_OBJECTIVE_
Every line of the data that contains the string "dziecku" must be copied.

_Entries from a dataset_

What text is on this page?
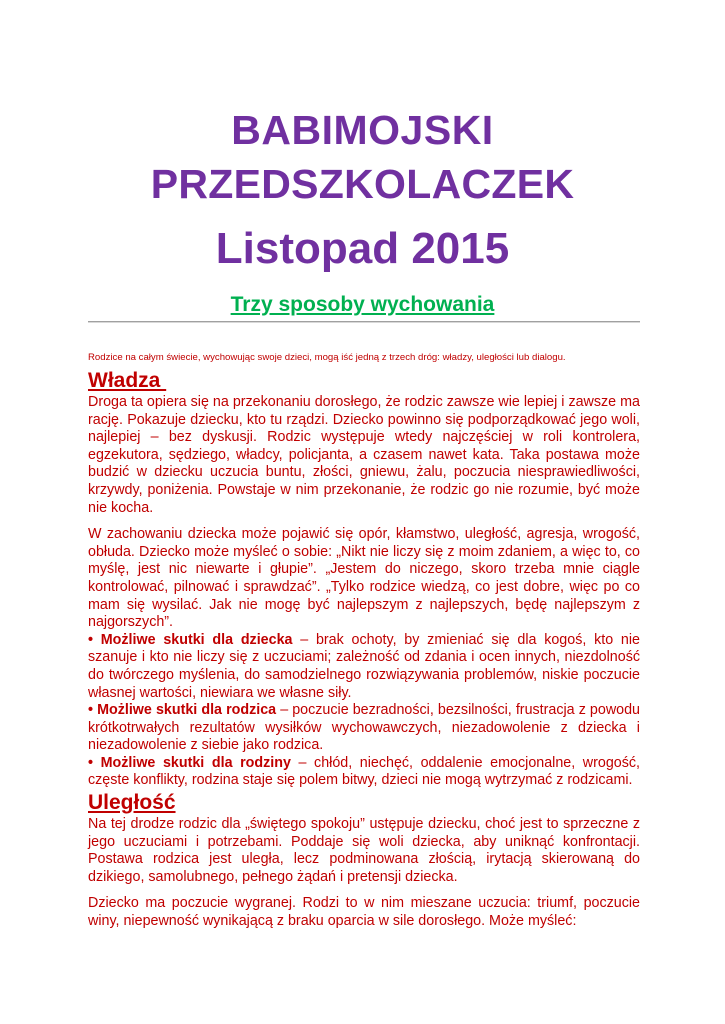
BABIMOJSKI
PRZEDSZKOLACZEK
Listopad 2015
Trzy sposoby wychowania

Rodzice na całym świecie, wychowując swoje dzieci, mogą iść jedną z trzech dróg: władzy, uległości lub dialogu.

Władza

Droga ta opiera się na przekonaniu dorosłego, że rodzic zawsze wie lepiej i zawsze ma rację. Pokazuje dziecku, kto tu rządzi. Dziecko powinno się podporządkować jego woli, najlepiej – bez dyskusji. Rodzic występuje wtedy najczęściej w roli kontrolera, egzekutora, sędziego, władcy, policjanta, a czasem nawet kata. Taka postawa może budzić w dziecku uczucia buntu, złości, gniewu, żalu, poczucia niesprawiedliwości, krzywdy, poniżenia. Powstaje w nim przekonanie, że rodzic go nie rozumie, być może nie kocha.

W zachowaniu dziecka może pojawić się opór, kłamstwo, uległość, agresja, wrogość, obłuda. Dziecko może myśleć o sobie: „Nikt nie liczy się z moim zdaniem, a więc to, co myślę, jest nic niewarte i głupie”. „Jestem do niczego, skoro trzeba mnie ciągle kontrolować, pilnować i sprawdzać”. „Tylko rodzice wiedzą, co jest dobre, więc po co mam się wysilać. Jak nie mogę być najlepszym z najlepszych, będę najlepszym z najgorszych”.

• Możliwe skutki dla dziecka – brak ochoty, by zmieniać się dla kogoś, kto nie szanuje i kto nie liczy się z uczuciami; zależność od zdania i ocen innych, niezdolność do twórczego myślenia, do samodzielnego rozwiązywania problemów, niskie poczucie własnej wartości, niewiara we własne siły.

• Możliwe skutki dla rodzica – poczucie bezradności, bezsilności, frustracja z powodu krótkotrwałych rezultatów wysiłków wychowawczych, niezadowolenie z dziecka i niezadowolenie z siebie jako rodzica.

• Możliwe skutki dla rodziny – chłód, niechęć, oddalenie emocjonalne, wrogość, częste konflikty, rodzina staje się polem bitwy, dzieci nie mogą wytrzymać z rodzicami.

Uległość

Na tej drodze rodzic dla „świętego spokoju” ustępuje dziecku, choć jest to sprzeczne z jego uczuciami i potrzebami. Poddaje się woli dziecka, aby uniknąć konfrontacji. Postawa rodzica jest uległa, lecz podminowana złością, irytacją skierowaną do dzikiego, samolubnego, pełnego żądań i pretensji dziecka.

Dziecko ma poczucie wygranej. Rodzi to w nim mieszane uczucia: triumf, poczucie winy, niepewność wynikającą z braku oparcia w sile dorosłego. Może myśleć:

_RESULT OF THE TASK_
Droga ta opiera się na przekonaniu dorosłego, że rodzic zawsze wie lepiej i zawsze ma rację. Pokazuje dziecku, kto tu rządzi. Dziecko powinno się podporządkować jego woli, najlepiej – bez dyskusji. Rodzic występuje wtedy najczęściej w roli kontrolera, egzekutora, sędziego, władcy, policjanta, a czasem nawet kata. Taka postawa może budzić w dziecku uczucia buntu, złości, gniewu, żalu, poczucia niesprawiedliwości, krzywdy, poniżenia. Powstaje w nim przekonanie, że rodzic go nie rozumie, być może nie kocha.
Na tej drodze rodzic dla „świętego spokoju” ustępuje dziecku, choć jest to sprzeczne z jego uczuciami i potrzebami. Poddaje się woli dziecka, aby uniknąć konfrontacji. Postawa rodzica jest uległa, lecz podminowana złością, irytacją skierowaną do dzikiego, samolubnego, pełnego żądań i pretensji dziecka.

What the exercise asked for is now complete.